## start Records supplied

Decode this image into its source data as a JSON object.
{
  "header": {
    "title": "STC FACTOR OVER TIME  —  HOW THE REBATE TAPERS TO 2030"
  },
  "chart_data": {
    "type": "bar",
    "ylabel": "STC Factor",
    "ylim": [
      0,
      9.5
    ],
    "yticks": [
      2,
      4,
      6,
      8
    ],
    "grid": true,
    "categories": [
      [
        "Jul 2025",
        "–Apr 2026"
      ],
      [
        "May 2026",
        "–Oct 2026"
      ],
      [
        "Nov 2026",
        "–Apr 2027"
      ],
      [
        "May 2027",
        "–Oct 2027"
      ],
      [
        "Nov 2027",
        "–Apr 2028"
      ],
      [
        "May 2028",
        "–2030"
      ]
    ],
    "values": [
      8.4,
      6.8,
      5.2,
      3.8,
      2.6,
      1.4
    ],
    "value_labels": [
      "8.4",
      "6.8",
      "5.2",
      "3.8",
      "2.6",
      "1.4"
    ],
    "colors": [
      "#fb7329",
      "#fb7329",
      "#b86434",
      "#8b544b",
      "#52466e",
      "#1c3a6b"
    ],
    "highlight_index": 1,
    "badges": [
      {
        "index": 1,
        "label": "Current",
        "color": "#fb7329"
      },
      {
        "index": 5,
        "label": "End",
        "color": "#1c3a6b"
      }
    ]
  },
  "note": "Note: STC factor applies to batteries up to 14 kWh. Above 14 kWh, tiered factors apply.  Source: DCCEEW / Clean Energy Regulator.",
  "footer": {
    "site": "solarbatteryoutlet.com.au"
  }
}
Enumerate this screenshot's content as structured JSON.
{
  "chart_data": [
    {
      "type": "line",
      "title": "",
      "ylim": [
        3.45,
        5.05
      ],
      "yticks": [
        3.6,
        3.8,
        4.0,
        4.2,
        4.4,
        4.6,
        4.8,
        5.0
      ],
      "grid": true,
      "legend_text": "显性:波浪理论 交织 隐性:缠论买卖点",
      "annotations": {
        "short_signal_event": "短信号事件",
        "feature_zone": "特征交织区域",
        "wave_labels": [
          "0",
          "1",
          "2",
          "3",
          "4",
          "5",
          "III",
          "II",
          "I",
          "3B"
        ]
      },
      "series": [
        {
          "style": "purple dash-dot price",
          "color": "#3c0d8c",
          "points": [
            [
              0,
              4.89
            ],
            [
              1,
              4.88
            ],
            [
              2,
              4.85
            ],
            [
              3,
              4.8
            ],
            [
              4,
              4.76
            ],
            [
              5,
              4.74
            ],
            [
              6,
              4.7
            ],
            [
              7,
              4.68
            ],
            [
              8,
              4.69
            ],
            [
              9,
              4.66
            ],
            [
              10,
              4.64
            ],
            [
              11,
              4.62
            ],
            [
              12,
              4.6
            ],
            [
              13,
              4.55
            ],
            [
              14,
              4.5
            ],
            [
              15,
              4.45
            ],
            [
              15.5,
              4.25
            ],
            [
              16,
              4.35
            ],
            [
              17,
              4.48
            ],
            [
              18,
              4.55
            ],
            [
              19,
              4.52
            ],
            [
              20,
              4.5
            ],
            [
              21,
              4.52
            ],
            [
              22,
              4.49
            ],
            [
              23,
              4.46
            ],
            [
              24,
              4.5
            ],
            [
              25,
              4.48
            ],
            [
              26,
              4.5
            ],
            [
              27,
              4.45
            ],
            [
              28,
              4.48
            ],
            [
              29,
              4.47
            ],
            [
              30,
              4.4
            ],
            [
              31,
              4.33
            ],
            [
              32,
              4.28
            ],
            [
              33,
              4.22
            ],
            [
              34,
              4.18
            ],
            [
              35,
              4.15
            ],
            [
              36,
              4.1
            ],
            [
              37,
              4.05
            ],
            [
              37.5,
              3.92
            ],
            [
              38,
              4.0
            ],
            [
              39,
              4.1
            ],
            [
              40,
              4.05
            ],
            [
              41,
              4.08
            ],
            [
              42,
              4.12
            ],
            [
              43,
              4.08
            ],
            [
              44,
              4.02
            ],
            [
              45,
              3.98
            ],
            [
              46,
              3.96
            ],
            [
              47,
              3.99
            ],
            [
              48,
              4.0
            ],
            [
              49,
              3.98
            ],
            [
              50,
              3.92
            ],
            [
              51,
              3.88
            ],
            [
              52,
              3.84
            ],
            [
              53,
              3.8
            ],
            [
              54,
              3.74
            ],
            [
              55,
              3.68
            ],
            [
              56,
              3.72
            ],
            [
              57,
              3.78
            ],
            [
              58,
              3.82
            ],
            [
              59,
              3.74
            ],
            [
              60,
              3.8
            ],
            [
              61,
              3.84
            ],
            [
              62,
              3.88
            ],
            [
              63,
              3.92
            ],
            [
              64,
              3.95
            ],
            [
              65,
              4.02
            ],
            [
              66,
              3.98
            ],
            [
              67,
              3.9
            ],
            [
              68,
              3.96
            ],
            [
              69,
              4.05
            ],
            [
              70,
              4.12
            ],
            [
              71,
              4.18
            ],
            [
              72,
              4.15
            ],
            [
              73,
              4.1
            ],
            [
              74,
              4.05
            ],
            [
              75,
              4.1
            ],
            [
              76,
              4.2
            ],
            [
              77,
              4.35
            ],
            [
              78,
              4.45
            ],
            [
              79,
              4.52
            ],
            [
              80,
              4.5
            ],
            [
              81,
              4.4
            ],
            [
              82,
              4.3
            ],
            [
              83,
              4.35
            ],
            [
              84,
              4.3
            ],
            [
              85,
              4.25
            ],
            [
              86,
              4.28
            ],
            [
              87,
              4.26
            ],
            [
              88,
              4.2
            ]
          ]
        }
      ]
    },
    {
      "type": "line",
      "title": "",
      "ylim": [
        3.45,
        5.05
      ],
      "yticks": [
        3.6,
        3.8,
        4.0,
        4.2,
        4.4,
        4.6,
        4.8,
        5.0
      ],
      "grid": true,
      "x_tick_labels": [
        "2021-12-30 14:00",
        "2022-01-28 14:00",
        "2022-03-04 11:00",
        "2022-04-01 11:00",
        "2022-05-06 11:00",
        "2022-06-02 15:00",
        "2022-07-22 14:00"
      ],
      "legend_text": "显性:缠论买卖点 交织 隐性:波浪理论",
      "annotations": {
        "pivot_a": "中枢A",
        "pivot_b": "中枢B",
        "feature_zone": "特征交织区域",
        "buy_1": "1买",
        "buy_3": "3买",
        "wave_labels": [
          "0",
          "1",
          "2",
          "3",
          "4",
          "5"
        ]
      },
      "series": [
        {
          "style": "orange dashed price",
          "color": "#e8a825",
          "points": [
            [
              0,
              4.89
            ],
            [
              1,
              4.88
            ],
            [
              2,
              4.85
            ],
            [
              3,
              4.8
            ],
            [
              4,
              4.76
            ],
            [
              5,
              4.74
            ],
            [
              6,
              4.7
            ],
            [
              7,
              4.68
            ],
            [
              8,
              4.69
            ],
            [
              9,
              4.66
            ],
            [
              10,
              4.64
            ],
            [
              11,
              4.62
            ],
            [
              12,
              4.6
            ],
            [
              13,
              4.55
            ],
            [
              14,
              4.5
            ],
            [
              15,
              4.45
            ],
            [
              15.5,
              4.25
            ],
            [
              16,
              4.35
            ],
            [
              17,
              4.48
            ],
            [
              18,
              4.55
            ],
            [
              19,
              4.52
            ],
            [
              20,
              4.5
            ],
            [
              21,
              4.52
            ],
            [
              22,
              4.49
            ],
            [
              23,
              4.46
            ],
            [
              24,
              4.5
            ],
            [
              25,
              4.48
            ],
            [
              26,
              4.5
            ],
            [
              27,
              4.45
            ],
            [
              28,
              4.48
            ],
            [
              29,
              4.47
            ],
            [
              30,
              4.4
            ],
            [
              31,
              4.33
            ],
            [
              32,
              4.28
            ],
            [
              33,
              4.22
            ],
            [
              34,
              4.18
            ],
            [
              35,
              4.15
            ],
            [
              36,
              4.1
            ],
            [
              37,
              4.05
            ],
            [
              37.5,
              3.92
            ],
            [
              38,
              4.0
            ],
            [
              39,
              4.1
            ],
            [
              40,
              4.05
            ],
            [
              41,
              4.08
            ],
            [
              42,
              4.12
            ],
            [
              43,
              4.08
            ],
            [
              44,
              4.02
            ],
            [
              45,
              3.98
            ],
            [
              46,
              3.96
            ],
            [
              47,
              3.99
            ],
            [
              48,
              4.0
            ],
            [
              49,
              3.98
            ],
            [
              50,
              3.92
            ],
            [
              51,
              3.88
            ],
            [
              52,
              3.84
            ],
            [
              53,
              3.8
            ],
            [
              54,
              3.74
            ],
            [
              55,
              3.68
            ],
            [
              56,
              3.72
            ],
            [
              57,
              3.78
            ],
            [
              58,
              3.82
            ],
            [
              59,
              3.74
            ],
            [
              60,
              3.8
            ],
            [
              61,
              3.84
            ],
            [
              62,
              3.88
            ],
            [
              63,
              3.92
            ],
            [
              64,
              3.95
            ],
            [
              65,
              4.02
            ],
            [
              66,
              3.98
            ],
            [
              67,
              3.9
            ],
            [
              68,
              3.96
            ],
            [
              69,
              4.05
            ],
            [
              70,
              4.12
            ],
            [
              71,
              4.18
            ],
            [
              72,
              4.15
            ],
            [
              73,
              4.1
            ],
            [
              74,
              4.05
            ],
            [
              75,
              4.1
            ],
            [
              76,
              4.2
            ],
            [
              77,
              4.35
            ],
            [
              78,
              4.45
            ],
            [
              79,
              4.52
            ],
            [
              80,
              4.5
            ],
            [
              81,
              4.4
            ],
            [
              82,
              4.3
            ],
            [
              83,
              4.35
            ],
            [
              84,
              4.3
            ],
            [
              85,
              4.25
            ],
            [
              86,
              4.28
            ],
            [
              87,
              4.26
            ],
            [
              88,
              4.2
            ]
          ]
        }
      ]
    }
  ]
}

## end Records supplied

From the data above, work out how many lines hold "this". Answer with the number alone.

2